What you have to do
Output every line below exactly.

Records to use
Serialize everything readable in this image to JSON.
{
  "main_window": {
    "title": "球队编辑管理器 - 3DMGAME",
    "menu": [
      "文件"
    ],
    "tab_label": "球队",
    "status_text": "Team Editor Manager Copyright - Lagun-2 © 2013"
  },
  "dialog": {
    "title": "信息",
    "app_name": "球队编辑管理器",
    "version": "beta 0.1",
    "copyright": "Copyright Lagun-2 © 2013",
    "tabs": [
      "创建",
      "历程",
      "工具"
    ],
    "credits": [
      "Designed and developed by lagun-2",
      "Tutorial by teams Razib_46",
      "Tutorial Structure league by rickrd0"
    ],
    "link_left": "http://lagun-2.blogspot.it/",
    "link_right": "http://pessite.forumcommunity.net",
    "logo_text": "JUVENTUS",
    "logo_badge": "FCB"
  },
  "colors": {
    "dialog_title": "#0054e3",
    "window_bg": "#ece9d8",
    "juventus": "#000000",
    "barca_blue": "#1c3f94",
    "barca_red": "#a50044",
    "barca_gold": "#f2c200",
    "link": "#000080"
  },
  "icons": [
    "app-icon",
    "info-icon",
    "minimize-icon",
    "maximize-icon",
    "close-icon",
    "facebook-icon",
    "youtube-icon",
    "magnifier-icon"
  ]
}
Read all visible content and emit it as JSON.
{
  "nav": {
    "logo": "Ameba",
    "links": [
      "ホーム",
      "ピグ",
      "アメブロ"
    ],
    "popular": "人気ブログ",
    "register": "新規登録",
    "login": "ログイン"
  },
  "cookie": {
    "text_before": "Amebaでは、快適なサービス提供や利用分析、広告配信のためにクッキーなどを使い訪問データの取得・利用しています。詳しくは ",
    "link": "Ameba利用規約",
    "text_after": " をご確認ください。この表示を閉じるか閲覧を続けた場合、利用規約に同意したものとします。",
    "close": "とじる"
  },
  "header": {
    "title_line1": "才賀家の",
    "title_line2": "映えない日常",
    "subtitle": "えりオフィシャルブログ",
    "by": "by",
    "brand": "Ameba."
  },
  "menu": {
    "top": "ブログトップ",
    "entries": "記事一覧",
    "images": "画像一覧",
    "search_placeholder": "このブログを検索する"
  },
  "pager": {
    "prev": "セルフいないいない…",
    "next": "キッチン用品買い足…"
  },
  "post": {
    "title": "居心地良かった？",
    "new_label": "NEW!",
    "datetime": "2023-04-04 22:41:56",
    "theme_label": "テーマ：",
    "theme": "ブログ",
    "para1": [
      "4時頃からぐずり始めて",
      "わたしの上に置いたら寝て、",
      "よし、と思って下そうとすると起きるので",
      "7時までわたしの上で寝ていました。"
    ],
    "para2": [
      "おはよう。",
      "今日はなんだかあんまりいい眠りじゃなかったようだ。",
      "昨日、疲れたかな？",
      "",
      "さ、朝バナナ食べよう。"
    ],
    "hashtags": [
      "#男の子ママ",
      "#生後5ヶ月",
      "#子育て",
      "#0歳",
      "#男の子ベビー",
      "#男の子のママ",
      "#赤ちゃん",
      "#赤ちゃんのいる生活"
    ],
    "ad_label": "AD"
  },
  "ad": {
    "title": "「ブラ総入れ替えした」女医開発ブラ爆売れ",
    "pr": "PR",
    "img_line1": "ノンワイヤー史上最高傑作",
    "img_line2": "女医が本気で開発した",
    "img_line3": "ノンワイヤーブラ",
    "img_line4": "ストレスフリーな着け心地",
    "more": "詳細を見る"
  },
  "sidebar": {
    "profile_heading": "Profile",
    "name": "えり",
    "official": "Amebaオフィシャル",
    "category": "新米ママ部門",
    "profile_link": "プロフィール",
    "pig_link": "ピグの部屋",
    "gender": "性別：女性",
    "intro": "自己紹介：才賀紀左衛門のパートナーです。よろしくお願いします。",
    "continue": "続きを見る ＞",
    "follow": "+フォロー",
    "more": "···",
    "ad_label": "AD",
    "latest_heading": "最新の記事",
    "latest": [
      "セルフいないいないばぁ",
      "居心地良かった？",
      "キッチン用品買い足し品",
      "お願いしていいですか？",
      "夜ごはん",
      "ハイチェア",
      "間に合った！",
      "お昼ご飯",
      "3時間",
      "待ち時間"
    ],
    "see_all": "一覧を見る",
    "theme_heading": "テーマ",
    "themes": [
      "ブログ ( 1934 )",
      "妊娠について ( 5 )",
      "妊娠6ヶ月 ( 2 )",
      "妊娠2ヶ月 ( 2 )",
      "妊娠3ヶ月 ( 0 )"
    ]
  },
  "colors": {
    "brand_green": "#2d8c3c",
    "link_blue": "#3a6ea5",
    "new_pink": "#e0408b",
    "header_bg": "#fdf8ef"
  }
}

Task result
Serialize everything readable in this image to JSON.
{
  "main_window": {
    "title": "球队编辑管理器 - 3DMGAME",
    "menu": [
      "文件"
    ],
    "tab_label": "球队",
    "status_text": "Team Editor Manager Copyright - Lagun-2 © 2013"
  },
  "dialog": {
    "title": "信息",
    "app_name": "球队编辑管理器",
    "version": "beta 0.1",
    "copyright": "Copyright Lagun-2 © 2013",
    "tabs": [
      "创建",
      "历程",
      "工具"
    ],
    "credits": [
      "Designed and developed by lagun-2",
      "Tutorial by teams Razib_46",
      "Tutorial Structure league by rickrd0"
    ],
    "link_left": "http://lagun-2.blogspot.it/",
    "link_right": "http://pessite.forumcommunity.net",
    "logo_text": "JUVENTUS",
    "logo_badge": "FCB"
  },
  "colors": {
    "dialog_title": "#0054e3",
    "window_bg": "#ece9d8",
    "juventus": "#000000",
    "barca_blue": "#1c3f94",
    "barca_red": "#a50044",
    "barca_gold": "#f2c200",
    "link": "#000080"
  },
  "icons": [
    "app-icon",
    "info-icon",
    "minimize-icon",
    "maximize-icon",
    "close-icon",
    "facebook-icon",
    "youtube-icon",
    "magnifier-icon"
  ]
}
Read all visible content and emit it as JSON.
{
  "nav": {
    "logo": "Ameba",
    "links": [
      "ホーム",
      "ピグ",
      "アメブロ"
    ],
    "popular": "人気ブログ",
    "register": "新規登録",
    "login": "ログイン"
  },
  "cookie": {
    "text_before": "Amebaでは、快適なサービス提供や利用分析、広告配信のためにクッキーなどを使い訪問データの取得・利用しています。詳しくは ",
    "link": "Ameba利用規約",
    "text_after": " をご確認ください。この表示を閉じるか閲覧を続けた場合、利用規約に同意したものとします。",
    "close": "とじる"
  },
  "header": {
    "title_line1": "才賀家の",
    "title_line2": "映えない日常",
    "subtitle": "えりオフィシャルブログ",
    "by": "by",
    "brand": "Ameba."
  },
  "menu": {
    "top": "ブログトップ",
    "entries": "記事一覧",
    "images": "画像一覧",
    "search_placeholder": "このブログを検索する"
  },
  "pager": {
    "prev": "セルフいないいない…",
    "next": "キッチン用品買い足…"
  },
  "post": {
    "title": "居心地良かった？",
    "new_label": "NEW!",
    "datetime": "2023-04-04 22:41:56",
    "theme_label": "テーマ：",
    "theme": "ブログ",
    "para1": [
      "4時頃からぐずり始めて",
      "わたしの上に置いたら寝て、",
      "よし、と思って下そうとすると起きるので",
      "7時までわたしの上で寝ていました。"
    ],
    "para2": [
      "おはよう。",
      "今日はなんだかあんまりいい眠りじゃなかったようだ。",
      "昨日、疲れたかな？",
      "",
      "さ、朝バナナ食べよう。"
    ],
    "hashtags": [
      "#男の子ママ",
      "#生後5ヶ月",
      "#子育て",
      "#0歳",
      "#男の子ベビー",
      "#男の子のママ",
      "#赤ちゃん",
      "#赤ちゃんのいる生活"
    ],
    "ad_label": "AD"
  },
  "ad": {
    "title": "「ブラ総入れ替えした」女医開発ブラ爆売れ",
    "pr": "PR",
    "img_line1": "ノンワイヤー史上最高傑作",
    "img_line2": "女医が本気で開発した",
    "img_line3": "ノンワイヤーブラ",
    "img_line4": "ストレスフリーな着け心地",
    "more": "詳細を見る"
  },
  "sidebar": {
    "profile_heading": "Profile",
    "name": "えり",
    "official": "Amebaオフィシャル",
    "category": "新米ママ部門",
    "profile_link": "プロフィール",
    "pig_link": "ピグの部屋",
    "gender": "性別：女性",
    "intro": "自己紹介：才賀紀左衛門のパートナーです。よろしくお願いします。",
    "continue": "続きを見る ＞",
    "follow": "+フォロー",
    "more": "···",
    "ad_label": "AD",
    "latest_heading": "最新の記事",
    "latest": [
      "セルフいないいないばぁ",
      "居心地良かった？",
      "キッチン用品買い足し品",
      "お願いしていいですか？",
      "夜ごはん",
      "ハイチェア",
      "間に合った！",
      "お昼ご飯",
      "3時間",
      "待ち時間"
    ],
    "see_all": "一覧を見る",
    "theme_heading": "テーマ",
    "themes": [
      "ブログ ( 1934 )",
      "妊娠について ( 5 )",
      "妊娠6ヶ月 ( 2 )",
      "妊娠2ヶ月 ( 2 )",
      "妊娠3ヶ月 ( 0 )"
    ]
  },
  "colors": {
    "brand_green": "#2d8c3c",
    "link_blue": "#3a6ea5",
    "new_pink": "#e0408b",
    "header_bg": "#fdf8ef"
  }
}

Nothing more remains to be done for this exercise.